Problem: Return all of the entries exactly, with nothing added or left out.

Structured figure records:

..........

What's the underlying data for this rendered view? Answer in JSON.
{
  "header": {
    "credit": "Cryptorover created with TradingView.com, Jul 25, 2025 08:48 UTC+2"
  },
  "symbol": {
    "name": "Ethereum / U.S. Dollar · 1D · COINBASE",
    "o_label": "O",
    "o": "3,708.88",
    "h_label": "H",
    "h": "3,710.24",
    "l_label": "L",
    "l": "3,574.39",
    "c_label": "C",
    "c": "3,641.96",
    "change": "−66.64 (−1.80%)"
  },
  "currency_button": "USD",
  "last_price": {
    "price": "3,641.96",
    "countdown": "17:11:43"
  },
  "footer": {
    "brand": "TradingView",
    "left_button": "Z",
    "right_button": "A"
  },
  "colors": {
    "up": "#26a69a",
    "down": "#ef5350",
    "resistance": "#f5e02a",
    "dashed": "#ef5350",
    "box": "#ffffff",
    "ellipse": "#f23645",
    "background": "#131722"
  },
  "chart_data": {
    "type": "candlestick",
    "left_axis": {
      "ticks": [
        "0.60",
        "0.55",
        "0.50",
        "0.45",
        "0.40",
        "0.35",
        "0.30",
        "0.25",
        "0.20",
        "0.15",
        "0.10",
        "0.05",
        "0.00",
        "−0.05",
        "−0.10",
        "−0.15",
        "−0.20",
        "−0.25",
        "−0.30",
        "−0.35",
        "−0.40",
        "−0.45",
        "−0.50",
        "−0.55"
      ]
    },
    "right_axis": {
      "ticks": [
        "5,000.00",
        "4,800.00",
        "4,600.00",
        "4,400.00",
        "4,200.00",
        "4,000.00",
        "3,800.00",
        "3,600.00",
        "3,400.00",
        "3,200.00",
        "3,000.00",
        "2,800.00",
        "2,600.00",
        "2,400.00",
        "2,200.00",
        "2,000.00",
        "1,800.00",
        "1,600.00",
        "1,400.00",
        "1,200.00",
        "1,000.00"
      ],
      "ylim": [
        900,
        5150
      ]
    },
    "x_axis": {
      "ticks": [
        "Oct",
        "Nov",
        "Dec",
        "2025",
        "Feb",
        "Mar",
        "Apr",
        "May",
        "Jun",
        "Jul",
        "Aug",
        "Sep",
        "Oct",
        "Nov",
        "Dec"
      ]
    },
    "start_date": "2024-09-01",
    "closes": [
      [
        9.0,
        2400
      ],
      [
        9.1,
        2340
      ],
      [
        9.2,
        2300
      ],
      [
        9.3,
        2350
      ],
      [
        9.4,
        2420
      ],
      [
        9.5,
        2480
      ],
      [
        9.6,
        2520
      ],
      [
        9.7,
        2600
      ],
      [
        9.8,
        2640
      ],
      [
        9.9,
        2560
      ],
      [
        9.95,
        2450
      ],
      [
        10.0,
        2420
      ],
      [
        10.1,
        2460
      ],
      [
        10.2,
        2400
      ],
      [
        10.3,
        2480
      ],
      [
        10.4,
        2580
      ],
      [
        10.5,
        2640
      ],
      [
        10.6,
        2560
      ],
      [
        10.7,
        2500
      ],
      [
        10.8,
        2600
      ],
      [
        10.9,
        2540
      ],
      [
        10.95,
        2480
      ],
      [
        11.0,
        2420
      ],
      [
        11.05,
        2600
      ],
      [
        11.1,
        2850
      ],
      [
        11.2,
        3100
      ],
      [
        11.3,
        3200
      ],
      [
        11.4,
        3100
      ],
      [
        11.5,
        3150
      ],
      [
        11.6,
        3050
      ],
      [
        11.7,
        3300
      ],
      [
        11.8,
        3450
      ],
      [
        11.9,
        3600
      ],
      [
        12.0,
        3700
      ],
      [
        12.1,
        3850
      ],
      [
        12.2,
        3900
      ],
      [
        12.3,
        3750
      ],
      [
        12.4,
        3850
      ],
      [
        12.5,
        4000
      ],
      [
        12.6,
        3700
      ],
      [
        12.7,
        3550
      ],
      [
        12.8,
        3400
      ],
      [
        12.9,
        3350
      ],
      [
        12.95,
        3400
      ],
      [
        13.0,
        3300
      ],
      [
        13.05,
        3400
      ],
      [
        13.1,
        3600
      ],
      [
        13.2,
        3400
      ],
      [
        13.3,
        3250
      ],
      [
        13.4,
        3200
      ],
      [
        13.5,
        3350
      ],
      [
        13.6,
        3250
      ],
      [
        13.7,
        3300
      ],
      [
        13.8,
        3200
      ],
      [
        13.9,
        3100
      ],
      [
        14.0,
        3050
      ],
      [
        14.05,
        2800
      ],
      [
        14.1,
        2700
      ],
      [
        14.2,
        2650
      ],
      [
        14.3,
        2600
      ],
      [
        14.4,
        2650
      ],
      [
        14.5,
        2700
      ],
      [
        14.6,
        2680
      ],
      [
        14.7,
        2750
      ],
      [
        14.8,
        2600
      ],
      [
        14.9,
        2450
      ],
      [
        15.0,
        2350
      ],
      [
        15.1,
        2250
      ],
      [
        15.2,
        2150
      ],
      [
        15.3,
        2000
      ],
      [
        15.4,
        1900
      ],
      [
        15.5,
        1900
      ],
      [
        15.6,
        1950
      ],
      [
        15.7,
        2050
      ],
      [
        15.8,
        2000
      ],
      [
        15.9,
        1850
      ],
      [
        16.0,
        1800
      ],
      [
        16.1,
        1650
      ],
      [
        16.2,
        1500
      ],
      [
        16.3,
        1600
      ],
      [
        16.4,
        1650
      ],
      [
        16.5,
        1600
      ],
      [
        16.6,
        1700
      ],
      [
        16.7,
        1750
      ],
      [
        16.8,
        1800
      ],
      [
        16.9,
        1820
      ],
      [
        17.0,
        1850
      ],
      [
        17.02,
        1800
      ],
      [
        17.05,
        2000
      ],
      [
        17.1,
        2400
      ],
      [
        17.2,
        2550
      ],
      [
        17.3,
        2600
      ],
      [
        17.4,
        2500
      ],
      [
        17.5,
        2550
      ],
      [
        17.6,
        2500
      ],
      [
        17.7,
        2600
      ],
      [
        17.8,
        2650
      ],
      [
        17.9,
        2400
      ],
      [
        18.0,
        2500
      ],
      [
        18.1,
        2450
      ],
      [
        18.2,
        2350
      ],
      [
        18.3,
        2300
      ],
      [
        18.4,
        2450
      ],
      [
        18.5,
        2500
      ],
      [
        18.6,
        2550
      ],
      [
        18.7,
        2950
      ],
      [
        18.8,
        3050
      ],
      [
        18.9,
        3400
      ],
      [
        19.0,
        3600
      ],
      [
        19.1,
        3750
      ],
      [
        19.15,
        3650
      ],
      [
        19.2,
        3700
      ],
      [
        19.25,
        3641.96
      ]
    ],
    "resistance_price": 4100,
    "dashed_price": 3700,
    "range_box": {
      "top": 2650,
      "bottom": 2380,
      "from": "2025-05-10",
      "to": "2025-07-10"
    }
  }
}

..........

The reply:
What's the underlying data for this rendered view? Answer in JSON.
{
  "header": {
    "credit": "Cryptorover created with TradingView.com, Jul 25, 2025 08:48 UTC+2"
  },
  "symbol": {
    "name": "Ethereum / U.S. Dollar · 1D · COINBASE",
    "o_label": "O",
    "o": "3,708.88",
    "h_label": "H",
    "h": "3,710.24",
    "l_label": "L",
    "l": "3,574.39",
    "c_label": "C",
    "c": "3,641.96",
    "change": "−66.64 (−1.80%)"
  },
  "currency_button": "USD",
  "last_price": {
    "price": "3,641.96",
    "countdown": "17:11:43"
  },
  "footer": {
    "brand": "TradingView",
    "left_button": "Z",
    "right_button": "A"
  },
  "colors": {
    "up": "#26a69a",
    "down": "#ef5350",
    "resistance": "#f5e02a",
    "dashed": "#ef5350",
    "box": "#ffffff",
    "ellipse": "#f23645",
    "background": "#131722"
  },
  "chart_data": {
    "type": "candlestick",
    "left_axis": {
      "ticks": [
        "0.60",
        "0.55",
        "0.50",
        "0.45",
        "0.40",
        "0.35",
        "0.30",
        "0.25",
        "0.20",
        "0.15",
        "0.10",
        "0.05",
        "0.00",
        "−0.05",
        "−0.10",
        "−0.15",
        "−0.20",
        "−0.25",
        "−0.30",
        "−0.35",
        "−0.40",
        "−0.45",
        "−0.50",
        "−0.55"
      ]
    },
    "right_axis": {
      "ticks": [
        "5,000.00",
        "4,800.00",
        "4,600.00",
        "4,400.00",
        "4,200.00",
        "4,000.00",
        "3,800.00",
        "3,600.00",
        "3,400.00",
        "3,200.00",
        "3,000.00",
        "2,800.00",
        "2,600.00",
        "2,400.00",
        "2,200.00",
        "2,000.00",
        "1,800.00",
        "1,600.00",
        "1,400.00",
        "1,200.00",
        "1,000.00"
      ],
      "ylim": [
        900,
        5150
      ]
    },
    "x_axis": {
      "ticks": [
        "Oct",
        "Nov",
        "Dec",
        "2025",
        "Feb",
        "Mar",
        "Apr",
        "May",
        "Jun",
        "Jul",
        "Aug",
        "Sep",
        "Oct",
        "Nov",
        "Dec"
      ]
    },
    "start_date": "2024-09-01",
    "closes": [
      [
        9.0,
        2400
      ],
      [
        9.1,
        2340
      ],
      [
        9.2,
        2300
      ],
      [
        9.3,
        2350
      ],
      [
        9.4,
        2420
      ],
      [
        9.5,
        2480
      ],
      [
        9.6,
        2520
      ],
      [
        9.7,
        2600
      ],
      [
        9.8,
        2640
      ],
      [
        9.9,
        2560
      ],
      [
        9.95,
        2450
      ],
      [
        10.0,
        2420
      ],
      [
        10.1,
        2460
      ],
      [
        10.2,
        2400
      ],
      [
        10.3,
        2480
      ],
      [
        10.4,
        2580
      ],
      [
        10.5,
        2640
      ],
      [
        10.6,
        2560
      ],
      [
        10.7,
        2500
      ],
      [
        10.8,
        2600
      ],
      [
        10.9,
        2540
      ],
      [
        10.95,
        2480
      ],
      [
        11.0,
        2420
      ],
      [
        11.05,
        2600
      ],
      [
        11.1,
        2850
      ],
      [
        11.2,
        3100
      ],
      [
        11.3,
        3200
      ],
      [
        11.4,
        3100
      ],
      [
        11.5,
        3150
      ],
      [
        11.6,
        3050
      ],
      [
        11.7,
        3300
      ],
      [
        11.8,
        3450
      ],
      [
        11.9,
        3600
      ],
      [
        12.0,
        3700
      ],
      [
        12.1,
        3850
      ],
      [
        12.2,
        3900
      ],
      [
        12.3,
        3750
      ],
      [
        12.4,
        3850
      ],
      [
        12.5,
        4000
      ],
      [
        12.6,
        3700
      ],
      [
        12.7,
        3550
      ],
      [
        12.8,
        3400
      ],
      [
        12.9,
        3350
      ],
      [
        12.95,
        3400
      ],
      [
        13.0,
        3300
      ],
      [
        13.05,
        3400
      ],
      [
        13.1,
        3600
      ],
      [
        13.2,
        3400
      ],
      [
        13.3,
        3250
      ],
      [
        13.4,
        3200
      ],
      [
        13.5,
        3350
      ],
      [
        13.6,
        3250
      ],
      [
        13.7,
        3300
      ],
      [
        13.8,
        3200
      ],
      [
        13.9,
        3100
      ],
      [
        14.0,
        3050
      ],
      [
        14.05,
        2800
      ],
      [
        14.1,
        2700
      ],
      [
        14.2,
        2650
      ],
      [
        14.3,
        2600
      ],
      [
        14.4,
        2650
      ],
      [
        14.5,
        2700
      ],
      [
        14.6,
        2680
      ],
      [
        14.7,
        2750
      ],
      [
        14.8,
        2600
      ],
      [
        14.9,
        2450
      ],
      [
        15.0,
        2350
      ],
      [
        15.1,
        2250
      ],
      [
        15.2,
        2150
      ],
      [
        15.3,
        2000
      ],
      [
        15.4,
        1900
      ],
      [
        15.5,
        1900
      ],
      [
        15.6,
        1950
      ],
      [
        15.7,
        2050
      ],
      [
        15.8,
        2000
      ],
      [
        15.9,
        1850
      ],
      [
        16.0,
        1800
      ],
      [
        16.1,
        1650
      ],
      [
        16.2,
        1500
      ],
      [
        16.3,
        1600
      ],
      [
        16.4,
        1650
      ],
      [
        16.5,
        1600
      ],
      [
        16.6,
        1700
      ],
      [
        16.7,
        1750
      ],
      [
        16.8,
        1800
      ],
      [
        16.9,
        1820
      ],
      [
        17.0,
        1850
      ],
      [
        17.02,
        1800
      ],
      [
        17.05,
        2000
      ],
      [
        17.1,
        2400
      ],
      [
        17.2,
        2550
      ],
      [
        17.3,
        2600
      ],
      [
        17.4,
        2500
      ],
      [
        17.5,
        2550
      ],
      [
        17.6,
        2500
      ],
      [
        17.7,
        2600
      ],
      [
        17.8,
        2650
      ],
      [
        17.9,
        2400
      ],
      [
        18.0,
        2500
      ],
      [
        18.1,
        2450
      ],
      [
        18.2,
        2350
      ],
      [
        18.3,
        2300
      ],
      [
        18.4,
        2450
      ],
      [
        18.5,
        2500
      ],
      [
        18.6,
        2550
      ],
      [
        18.7,
        2950
      ],
      [
        18.8,
        3050
      ],
      [
        18.9,
        3400
      ],
      [
        19.0,
        3600
      ],
      [
        19.1,
        3750
      ],
      [
        19.15,
        3650
      ],
      [
        19.2,
        3700
      ],
      [
        19.25,
        3641.96
      ]
    ],
    "resistance_price": 4100,
    "dashed_price": 3700,
    "range_box": {
      "top": 2650,
      "bottom": 2380,
      "from": "2025-05-10",
      "to": "2025-07-10"
    }
  }
}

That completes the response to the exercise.